> STORED RECORDS
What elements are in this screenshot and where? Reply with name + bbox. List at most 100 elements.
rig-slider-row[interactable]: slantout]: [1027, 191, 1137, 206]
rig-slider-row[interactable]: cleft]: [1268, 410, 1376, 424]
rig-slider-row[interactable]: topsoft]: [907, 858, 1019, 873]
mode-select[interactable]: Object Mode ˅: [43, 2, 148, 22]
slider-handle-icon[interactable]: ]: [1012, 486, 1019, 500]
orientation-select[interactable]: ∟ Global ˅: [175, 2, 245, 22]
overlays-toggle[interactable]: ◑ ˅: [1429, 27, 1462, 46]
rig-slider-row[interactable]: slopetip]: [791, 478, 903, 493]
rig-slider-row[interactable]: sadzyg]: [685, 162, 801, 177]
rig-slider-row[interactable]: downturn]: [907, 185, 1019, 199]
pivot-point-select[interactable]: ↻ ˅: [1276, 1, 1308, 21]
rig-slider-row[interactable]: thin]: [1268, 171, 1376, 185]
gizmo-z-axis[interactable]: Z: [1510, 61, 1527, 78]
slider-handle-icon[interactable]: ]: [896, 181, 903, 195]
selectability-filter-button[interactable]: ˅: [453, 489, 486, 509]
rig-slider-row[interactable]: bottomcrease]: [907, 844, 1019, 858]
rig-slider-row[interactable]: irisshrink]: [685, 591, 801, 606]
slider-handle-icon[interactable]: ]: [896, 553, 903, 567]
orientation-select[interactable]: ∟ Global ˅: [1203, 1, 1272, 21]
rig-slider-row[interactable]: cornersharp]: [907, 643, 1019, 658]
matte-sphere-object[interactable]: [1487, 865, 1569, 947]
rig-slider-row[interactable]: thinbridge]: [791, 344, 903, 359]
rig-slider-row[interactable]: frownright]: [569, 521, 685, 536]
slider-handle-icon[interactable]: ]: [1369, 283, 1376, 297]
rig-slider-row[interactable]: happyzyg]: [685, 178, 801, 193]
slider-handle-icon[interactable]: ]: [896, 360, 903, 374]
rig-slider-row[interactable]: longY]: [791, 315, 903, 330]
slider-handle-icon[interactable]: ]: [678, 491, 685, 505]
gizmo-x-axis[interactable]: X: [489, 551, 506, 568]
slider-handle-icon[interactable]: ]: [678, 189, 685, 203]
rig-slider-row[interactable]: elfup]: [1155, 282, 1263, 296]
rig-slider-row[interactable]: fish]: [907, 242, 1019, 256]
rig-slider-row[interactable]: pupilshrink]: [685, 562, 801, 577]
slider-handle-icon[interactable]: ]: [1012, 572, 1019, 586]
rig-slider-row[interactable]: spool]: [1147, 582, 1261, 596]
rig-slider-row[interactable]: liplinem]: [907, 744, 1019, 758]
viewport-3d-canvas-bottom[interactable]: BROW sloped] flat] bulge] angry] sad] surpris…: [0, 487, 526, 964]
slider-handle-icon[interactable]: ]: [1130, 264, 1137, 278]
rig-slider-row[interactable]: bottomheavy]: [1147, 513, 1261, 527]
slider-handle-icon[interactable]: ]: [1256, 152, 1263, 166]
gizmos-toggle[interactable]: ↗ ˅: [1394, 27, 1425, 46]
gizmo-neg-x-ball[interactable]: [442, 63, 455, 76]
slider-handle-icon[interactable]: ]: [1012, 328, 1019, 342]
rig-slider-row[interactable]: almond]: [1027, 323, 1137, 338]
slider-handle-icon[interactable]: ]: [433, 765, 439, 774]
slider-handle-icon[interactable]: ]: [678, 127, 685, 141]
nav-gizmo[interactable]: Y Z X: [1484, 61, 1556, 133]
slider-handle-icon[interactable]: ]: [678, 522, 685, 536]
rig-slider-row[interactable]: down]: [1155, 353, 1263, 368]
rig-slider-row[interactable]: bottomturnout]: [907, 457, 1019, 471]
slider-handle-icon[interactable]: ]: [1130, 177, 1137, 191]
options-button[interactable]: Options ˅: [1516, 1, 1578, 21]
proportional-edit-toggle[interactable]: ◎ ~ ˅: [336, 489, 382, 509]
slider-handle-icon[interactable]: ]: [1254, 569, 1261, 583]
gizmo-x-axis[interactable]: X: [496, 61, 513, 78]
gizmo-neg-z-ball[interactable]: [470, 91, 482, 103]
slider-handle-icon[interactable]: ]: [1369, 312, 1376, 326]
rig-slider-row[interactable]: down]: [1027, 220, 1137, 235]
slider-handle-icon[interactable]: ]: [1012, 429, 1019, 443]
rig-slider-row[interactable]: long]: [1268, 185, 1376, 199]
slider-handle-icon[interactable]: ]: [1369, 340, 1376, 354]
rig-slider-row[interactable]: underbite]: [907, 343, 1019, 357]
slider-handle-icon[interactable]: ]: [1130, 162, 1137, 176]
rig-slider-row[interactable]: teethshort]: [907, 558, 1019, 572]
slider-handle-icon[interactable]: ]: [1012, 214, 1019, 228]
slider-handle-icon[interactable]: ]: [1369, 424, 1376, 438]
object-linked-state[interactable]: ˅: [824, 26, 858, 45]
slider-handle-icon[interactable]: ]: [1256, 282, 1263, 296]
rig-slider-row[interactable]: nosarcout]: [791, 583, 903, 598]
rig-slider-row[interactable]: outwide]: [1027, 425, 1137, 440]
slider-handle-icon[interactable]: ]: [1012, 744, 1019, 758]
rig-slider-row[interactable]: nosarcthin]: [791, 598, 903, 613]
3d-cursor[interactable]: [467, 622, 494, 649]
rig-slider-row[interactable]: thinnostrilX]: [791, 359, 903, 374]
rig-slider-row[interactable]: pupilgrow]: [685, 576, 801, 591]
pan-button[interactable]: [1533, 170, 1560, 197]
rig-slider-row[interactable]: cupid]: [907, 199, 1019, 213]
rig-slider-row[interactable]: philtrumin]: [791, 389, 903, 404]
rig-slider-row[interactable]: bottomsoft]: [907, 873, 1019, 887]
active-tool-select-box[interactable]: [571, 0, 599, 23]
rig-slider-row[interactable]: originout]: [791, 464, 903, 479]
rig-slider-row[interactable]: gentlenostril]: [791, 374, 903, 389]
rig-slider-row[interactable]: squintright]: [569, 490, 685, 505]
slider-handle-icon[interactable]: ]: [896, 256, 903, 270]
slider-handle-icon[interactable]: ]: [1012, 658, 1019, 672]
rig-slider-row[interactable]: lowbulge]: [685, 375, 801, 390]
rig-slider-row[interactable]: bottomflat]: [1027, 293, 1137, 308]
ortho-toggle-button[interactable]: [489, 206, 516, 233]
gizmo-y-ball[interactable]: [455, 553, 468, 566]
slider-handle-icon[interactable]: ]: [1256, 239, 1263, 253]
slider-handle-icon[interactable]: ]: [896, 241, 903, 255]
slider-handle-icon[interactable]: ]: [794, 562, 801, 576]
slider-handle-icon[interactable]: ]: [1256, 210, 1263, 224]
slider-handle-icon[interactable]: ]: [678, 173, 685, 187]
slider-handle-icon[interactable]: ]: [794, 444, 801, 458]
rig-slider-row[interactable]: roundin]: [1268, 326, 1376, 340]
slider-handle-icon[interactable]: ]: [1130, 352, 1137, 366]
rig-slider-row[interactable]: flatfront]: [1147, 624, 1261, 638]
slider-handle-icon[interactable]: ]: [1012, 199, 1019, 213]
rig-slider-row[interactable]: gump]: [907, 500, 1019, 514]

> WHAT THE EXERCISE ASKS
Format the stretch of the material above from its first line through the line containing "slider-handle-icon[interactable]: ]: [1012, 486, 1019, 500]" as a JSON list of strings, one string per line, leaving out blank lines.

> EXERCISE SOLUTION
[
  "What elements are in this screenshot and where? Reply with name + bbox. List at most 100 elements.",
  "rig-slider-row[interactable]: slantout]: [1027, 191, 1137, 206]",
  "rig-slider-row[interactable]: cleft]: [1268, 410, 1376, 424]",
  "rig-slider-row[interactable]: topsoft]: [907, 858, 1019, 873]",
  "mode-select[interactable]: Object Mode ˅: [43, 2, 148, 22]",
  "slider-handle-icon[interactable]: ]: [1012, 486, 1019, 500]"
]